### STATED GOAL
Pick out all lines in the listing holding the string "name" and copy them.

Structured figure records:
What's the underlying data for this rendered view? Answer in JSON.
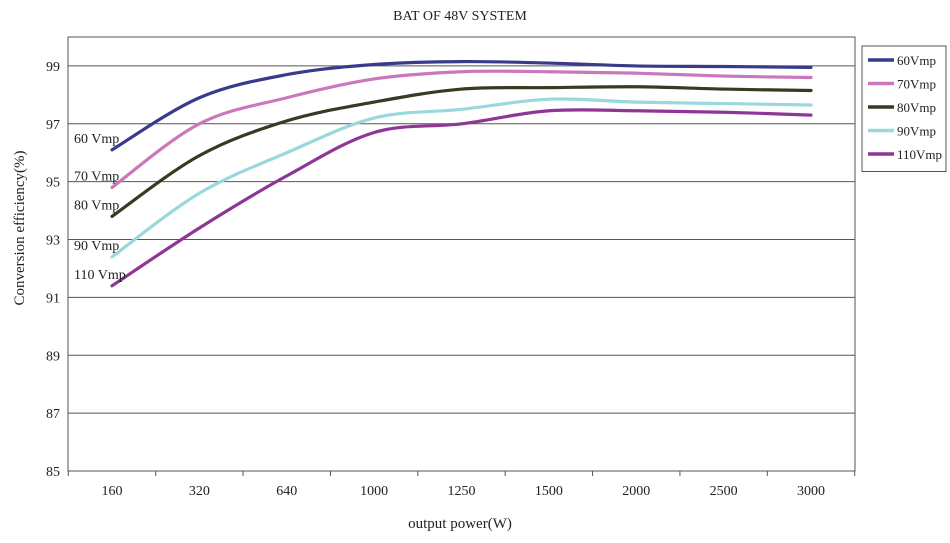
{
  "chart_data": {
    "type": "line",
    "title": "BAT OF 48V SYSTEM",
    "xlabel": "output power(W)",
    "ylabel": "Conversion efficiency(%)",
    "categories": [
      "160",
      "320",
      "640",
      "1000",
      "1250",
      "1500",
      "2000",
      "2500",
      "3000"
    ],
    "ylim": [
      85,
      100
    ],
    "yticks": [
      "85",
      "87",
      "89",
      "91",
      "93",
      "95",
      "97",
      "99"
    ],
    "grid": "horizontal",
    "legend_position": "right",
    "series": [
      {
        "name": "60Vmp",
        "color": "#3a3a8c",
        "annotation": "60  Vmp",
        "values": [
          96.1,
          97.9,
          98.7,
          99.05,
          99.15,
          99.1,
          99.0,
          98.98,
          98.95
        ]
      },
      {
        "name": "70Vmp",
        "color": "#cc77bb",
        "annotation": "70  Vmp",
        "values": [
          94.8,
          97.0,
          97.9,
          98.55,
          98.8,
          98.8,
          98.75,
          98.65,
          98.6
        ]
      },
      {
        "name": "80Vmp",
        "color": "#3a3a22",
        "annotation": "80  Vmp",
        "values": [
          93.8,
          95.9,
          97.1,
          97.75,
          98.2,
          98.25,
          98.28,
          98.2,
          98.15
        ]
      },
      {
        "name": "90Vmp",
        "color": "#99d8dc",
        "annotation": "90  Vmp",
        "values": [
          92.4,
          94.6,
          96.0,
          97.2,
          97.5,
          97.85,
          97.75,
          97.7,
          97.65
        ]
      },
      {
        "name": "110Vmp",
        "color": "#8e3596",
        "annotation": "110  Vmp",
        "values": [
          91.4,
          93.4,
          95.2,
          96.7,
          97.0,
          97.45,
          97.45,
          97.4,
          97.3
        ]
      }
    ]
  }
}
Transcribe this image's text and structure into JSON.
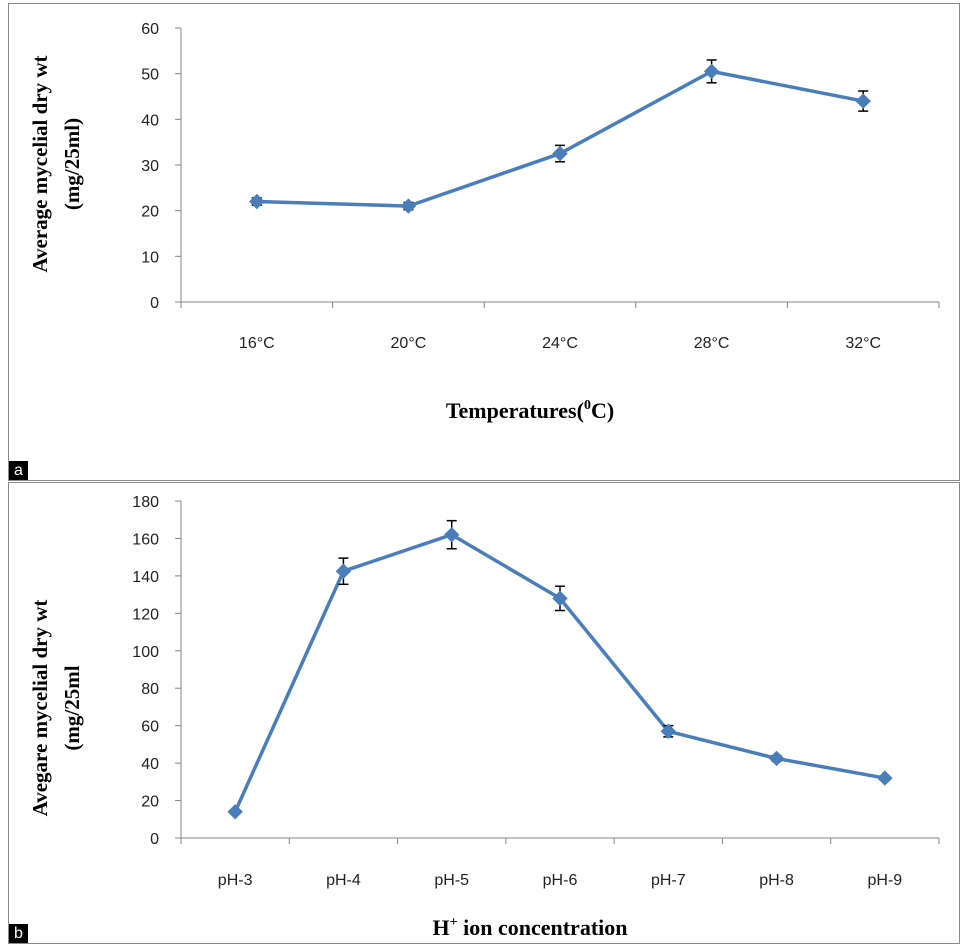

### TASK ANSWER
        "name": "60Vmp",
        "name": "70Vmp",
        "name": "80Vmp",
        "name": "90Vmp",
        "name": "110Vmp",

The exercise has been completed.